» **Exercise objective**:
Turn the records from their first line through the line containing "list-item[interactable]: TÍTULO VI : PRESIDENTE" into a JSON list of strings, one string per line, with blank lines omitted.

>> Start

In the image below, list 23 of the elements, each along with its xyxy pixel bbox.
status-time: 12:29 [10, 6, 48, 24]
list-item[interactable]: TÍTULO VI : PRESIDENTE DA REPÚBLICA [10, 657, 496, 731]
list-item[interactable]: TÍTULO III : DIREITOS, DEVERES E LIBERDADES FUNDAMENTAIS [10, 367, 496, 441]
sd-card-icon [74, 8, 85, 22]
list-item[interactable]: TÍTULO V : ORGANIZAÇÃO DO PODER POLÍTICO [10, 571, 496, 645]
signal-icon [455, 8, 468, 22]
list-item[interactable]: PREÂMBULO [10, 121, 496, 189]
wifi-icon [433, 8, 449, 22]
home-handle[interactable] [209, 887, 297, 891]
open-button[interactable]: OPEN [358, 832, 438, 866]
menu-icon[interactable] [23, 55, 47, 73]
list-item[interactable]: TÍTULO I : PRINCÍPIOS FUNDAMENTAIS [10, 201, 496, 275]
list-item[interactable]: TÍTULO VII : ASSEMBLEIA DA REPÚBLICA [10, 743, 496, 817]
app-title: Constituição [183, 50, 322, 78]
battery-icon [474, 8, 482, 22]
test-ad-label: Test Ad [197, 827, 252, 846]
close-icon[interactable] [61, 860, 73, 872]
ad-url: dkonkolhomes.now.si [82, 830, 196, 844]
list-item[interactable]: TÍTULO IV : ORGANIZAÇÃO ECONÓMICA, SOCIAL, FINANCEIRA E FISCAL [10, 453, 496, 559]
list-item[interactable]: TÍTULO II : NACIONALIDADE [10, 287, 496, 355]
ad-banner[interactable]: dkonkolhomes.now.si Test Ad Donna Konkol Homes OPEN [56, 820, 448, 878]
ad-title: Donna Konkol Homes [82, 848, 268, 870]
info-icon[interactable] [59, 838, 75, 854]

>> End

» **Task solution**:
[
  "In the image below, list 23 of the elements, each along with its xyxy pixel bbox.",
  "status-time: 12:29 [10, 6, 48, 24]",
  "list-item[interactable]: TÍTULO VI : PRESIDENTE DA REPÚBLICA [10, 657, 496, 731]"
]